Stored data

_ _ _ _ _ _ _

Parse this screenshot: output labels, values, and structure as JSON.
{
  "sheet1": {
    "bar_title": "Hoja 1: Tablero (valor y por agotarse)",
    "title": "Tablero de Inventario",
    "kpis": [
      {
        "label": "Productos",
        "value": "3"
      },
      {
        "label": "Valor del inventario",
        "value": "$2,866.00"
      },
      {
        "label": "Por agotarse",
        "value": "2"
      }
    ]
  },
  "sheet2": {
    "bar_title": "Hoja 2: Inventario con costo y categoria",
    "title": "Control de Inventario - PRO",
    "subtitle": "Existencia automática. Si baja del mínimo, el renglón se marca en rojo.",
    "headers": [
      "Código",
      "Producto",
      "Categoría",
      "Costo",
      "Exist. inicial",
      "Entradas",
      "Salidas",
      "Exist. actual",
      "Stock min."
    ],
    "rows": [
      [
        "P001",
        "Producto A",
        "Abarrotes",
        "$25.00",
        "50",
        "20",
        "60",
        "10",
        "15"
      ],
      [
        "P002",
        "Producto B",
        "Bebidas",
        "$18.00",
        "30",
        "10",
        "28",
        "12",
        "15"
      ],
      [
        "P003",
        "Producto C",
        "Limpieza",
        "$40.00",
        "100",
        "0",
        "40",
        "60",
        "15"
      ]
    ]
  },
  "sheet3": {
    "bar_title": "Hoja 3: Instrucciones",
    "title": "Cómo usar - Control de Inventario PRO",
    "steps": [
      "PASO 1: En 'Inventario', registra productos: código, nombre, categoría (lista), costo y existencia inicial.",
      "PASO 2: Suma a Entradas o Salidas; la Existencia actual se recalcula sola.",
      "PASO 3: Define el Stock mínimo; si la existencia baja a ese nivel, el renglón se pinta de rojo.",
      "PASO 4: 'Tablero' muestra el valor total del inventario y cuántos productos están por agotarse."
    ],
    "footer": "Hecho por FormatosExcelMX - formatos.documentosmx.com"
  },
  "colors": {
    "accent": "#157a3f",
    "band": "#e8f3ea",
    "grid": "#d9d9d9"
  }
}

_ _ _ _ _ _ _

Task brief: Return a copy of every line that includes the word "Salidas".

Solution to the exercise:
      "Salidas",
      "PASO 2: Suma a Entradas o Salidas; la Existencia actual se recalcula sola.",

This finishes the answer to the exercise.